• _Request_
Reproduce the data below in full and exclude every picture.

Stored items:
— begin —
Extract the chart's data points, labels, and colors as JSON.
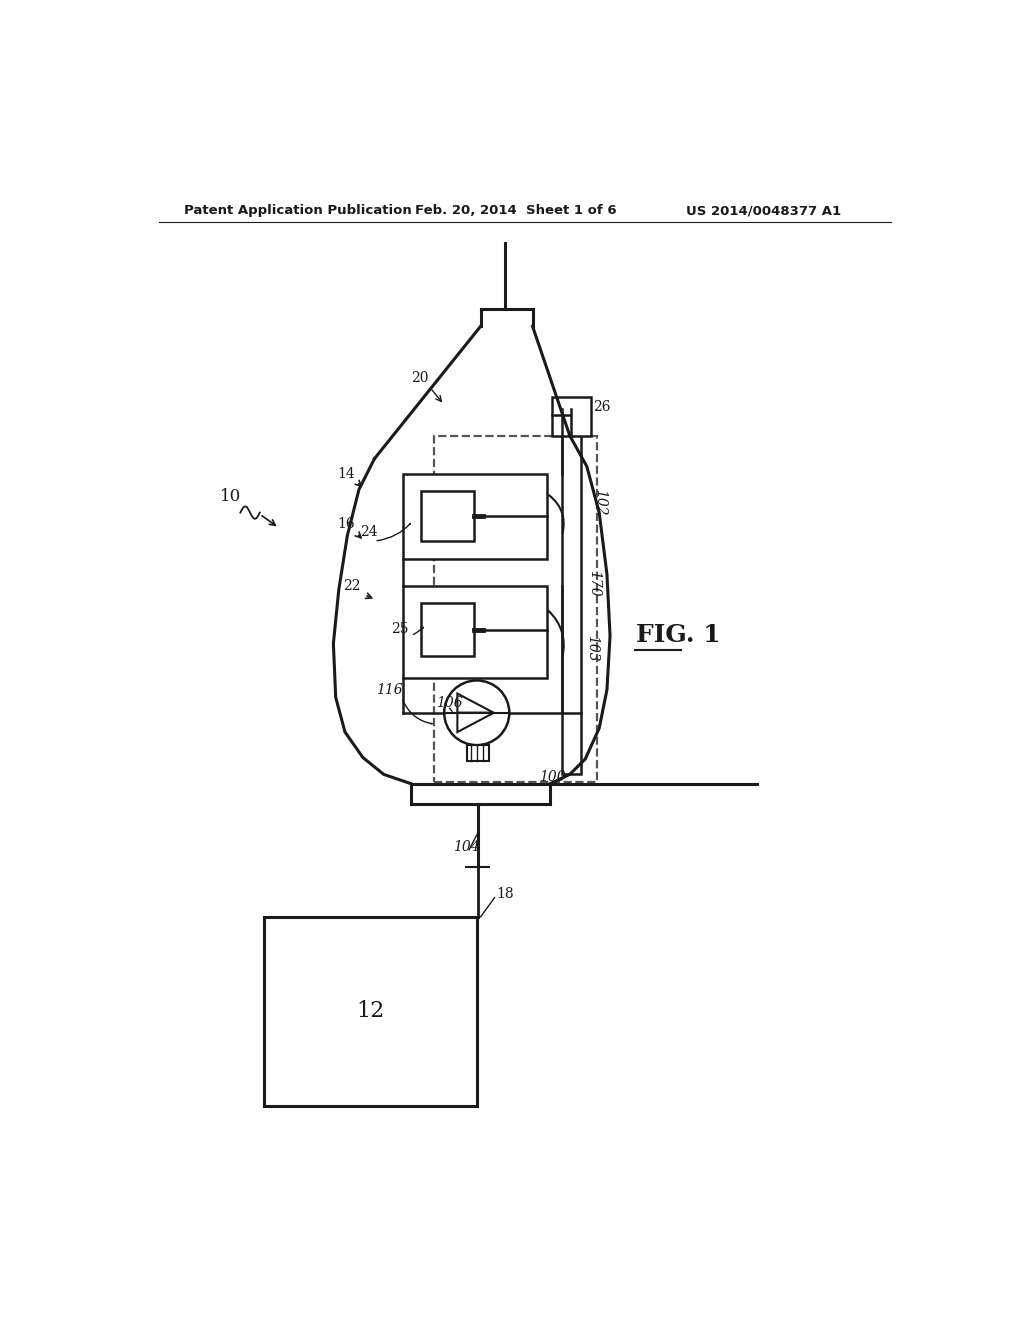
{
  "bg_color": "#ffffff",
  "lc": "#1a1a1a",
  "dc": "#555555",
  "header_left": "Patent Application Publication",
  "header_mid": "Feb. 20, 2014  Sheet 1 of 6",
  "header_right": "US 2014/0048377 A1",
  "fig_label": "FIG. 1",
  "ref_10": "10",
  "ref_12": "12",
  "ref_14": "14",
  "ref_16": "16",
  "ref_18": "18",
  "ref_20": "20",
  "ref_22": "22",
  "ref_24": "24",
  "ref_25": "25",
  "ref_26": "26",
  "ref_100": "100",
  "ref_102": "102",
  "ref_103": "103",
  "ref_104": "104",
  "ref_106": "106",
  "ref_116": "116",
  "ref_170": "170"
}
— end —
• _Correct answer_
Extract the chart's data points, labels, and colors as JSON.
{
  "bg_color": "#ffffff",
  "lc": "#1a1a1a",
  "dc": "#555555",
  "header_left": "Patent Application Publication",
  "header_mid": "Feb. 20, 2014  Sheet 1 of 6",
  "header_right": "US 2014/0048377 A1",
  "fig_label": "FIG. 1",
  "ref_10": "10",
  "ref_12": "12",
  "ref_14": "14",
  "ref_16": "16",
  "ref_18": "18",
  "ref_20": "20",
  "ref_22": "22",
  "ref_24": "24",
  "ref_25": "25",
  "ref_26": "26",
  "ref_100": "100",
  "ref_102": "102",
  "ref_103": "103",
  "ref_104": "104",
  "ref_106": "106",
  "ref_116": "116",
  "ref_170": "170"
}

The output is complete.